→ Prompt
Read through the records below and copy each line that uses the word "data".

→ Material supplied
--
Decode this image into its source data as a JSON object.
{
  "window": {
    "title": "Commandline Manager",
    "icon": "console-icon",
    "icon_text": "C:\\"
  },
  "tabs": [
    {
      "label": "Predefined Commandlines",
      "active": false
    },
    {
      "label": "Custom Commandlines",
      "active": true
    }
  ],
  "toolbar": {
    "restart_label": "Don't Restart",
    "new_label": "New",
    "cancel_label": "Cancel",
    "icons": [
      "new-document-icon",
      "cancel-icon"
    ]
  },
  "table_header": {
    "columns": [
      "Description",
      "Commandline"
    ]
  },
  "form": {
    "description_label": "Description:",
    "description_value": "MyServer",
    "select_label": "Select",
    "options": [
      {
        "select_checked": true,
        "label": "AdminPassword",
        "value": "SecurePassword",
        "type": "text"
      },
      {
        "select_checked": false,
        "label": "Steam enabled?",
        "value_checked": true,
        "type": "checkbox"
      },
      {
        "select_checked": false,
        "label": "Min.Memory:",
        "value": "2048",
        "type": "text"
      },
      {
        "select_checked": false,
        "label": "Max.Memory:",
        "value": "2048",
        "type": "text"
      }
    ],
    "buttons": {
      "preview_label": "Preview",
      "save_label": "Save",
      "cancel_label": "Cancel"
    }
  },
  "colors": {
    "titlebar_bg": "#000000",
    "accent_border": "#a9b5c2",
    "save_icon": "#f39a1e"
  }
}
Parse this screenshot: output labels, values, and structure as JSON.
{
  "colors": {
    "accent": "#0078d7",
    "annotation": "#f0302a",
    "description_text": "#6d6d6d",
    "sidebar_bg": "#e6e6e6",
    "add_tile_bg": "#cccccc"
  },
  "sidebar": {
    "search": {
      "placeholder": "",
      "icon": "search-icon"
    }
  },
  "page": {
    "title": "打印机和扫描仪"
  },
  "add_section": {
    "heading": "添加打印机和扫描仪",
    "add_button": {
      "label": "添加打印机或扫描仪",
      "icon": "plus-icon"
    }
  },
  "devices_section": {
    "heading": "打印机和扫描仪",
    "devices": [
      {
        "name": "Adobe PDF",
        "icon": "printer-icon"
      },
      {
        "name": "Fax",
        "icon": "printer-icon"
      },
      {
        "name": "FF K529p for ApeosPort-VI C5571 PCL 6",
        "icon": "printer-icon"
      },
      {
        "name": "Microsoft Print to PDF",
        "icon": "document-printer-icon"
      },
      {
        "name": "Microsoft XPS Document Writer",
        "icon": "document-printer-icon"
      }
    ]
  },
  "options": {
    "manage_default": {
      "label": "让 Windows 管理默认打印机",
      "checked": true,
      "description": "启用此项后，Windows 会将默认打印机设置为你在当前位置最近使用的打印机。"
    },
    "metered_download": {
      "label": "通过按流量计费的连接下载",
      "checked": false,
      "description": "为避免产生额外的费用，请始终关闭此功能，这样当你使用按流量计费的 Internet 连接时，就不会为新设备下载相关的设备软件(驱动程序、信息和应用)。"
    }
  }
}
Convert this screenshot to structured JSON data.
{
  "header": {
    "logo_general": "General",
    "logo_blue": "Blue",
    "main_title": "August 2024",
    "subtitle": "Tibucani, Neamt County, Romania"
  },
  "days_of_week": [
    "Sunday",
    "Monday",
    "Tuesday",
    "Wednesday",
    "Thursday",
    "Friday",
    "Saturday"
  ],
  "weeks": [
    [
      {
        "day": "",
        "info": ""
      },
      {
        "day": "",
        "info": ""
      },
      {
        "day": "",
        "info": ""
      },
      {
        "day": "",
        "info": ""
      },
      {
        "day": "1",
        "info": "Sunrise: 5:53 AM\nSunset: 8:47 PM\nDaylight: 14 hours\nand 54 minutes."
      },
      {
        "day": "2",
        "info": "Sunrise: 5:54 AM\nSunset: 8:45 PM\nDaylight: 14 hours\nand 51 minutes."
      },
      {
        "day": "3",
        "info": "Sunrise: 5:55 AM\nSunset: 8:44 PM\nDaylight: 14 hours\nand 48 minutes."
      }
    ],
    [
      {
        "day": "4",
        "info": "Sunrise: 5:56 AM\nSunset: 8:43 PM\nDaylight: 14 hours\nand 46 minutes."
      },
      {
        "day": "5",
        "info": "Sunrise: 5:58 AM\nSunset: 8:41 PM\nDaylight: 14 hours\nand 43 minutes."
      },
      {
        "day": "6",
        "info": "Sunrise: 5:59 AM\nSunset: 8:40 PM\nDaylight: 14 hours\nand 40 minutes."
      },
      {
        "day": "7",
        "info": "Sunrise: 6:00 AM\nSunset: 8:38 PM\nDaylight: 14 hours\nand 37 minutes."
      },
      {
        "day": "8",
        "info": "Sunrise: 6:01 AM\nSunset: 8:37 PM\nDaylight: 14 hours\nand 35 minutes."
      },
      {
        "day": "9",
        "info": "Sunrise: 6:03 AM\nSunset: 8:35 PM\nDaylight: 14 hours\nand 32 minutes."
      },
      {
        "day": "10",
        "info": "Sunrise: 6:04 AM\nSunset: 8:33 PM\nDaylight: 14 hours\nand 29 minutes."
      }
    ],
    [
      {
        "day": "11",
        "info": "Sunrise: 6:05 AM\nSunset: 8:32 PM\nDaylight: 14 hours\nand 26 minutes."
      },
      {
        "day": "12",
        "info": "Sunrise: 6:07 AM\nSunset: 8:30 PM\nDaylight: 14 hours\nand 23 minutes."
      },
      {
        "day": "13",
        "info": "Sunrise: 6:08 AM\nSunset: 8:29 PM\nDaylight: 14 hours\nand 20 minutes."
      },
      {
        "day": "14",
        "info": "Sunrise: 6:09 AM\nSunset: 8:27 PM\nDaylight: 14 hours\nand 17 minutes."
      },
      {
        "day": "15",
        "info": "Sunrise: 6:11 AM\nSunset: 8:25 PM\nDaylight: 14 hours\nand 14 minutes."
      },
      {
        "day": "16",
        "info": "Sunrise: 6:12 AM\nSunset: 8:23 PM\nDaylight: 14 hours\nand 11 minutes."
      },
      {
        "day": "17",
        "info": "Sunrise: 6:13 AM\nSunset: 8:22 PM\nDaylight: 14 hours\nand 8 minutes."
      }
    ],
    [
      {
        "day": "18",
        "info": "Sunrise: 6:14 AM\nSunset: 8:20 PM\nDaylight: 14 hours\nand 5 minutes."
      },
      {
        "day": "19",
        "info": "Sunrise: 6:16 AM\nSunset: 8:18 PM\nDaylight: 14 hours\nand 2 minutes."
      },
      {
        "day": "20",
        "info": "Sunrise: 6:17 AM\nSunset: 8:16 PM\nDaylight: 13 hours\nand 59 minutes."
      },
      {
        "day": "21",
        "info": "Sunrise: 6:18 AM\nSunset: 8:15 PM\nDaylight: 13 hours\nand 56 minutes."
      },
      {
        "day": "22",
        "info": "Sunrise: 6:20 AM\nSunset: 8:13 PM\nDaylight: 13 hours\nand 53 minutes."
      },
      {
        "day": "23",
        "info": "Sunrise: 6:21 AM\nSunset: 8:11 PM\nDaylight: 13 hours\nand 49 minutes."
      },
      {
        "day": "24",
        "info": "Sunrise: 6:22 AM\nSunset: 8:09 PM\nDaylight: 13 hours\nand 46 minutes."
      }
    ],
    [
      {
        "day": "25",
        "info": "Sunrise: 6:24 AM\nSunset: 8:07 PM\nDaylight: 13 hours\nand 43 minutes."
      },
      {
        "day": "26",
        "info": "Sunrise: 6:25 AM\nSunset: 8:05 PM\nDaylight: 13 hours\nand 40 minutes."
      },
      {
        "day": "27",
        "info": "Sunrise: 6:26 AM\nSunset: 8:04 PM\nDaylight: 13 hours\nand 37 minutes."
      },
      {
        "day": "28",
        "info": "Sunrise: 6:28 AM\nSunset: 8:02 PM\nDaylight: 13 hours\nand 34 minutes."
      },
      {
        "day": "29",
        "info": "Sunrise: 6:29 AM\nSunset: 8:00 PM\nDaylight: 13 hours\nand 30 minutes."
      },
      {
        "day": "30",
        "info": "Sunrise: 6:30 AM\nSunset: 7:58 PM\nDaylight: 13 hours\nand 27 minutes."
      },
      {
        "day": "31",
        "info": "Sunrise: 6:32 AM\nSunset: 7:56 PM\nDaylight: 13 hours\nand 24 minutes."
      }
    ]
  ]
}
--
→ Final result
Decode this image into its source data as a JSON object.
Convert this screenshot to structured JSON data.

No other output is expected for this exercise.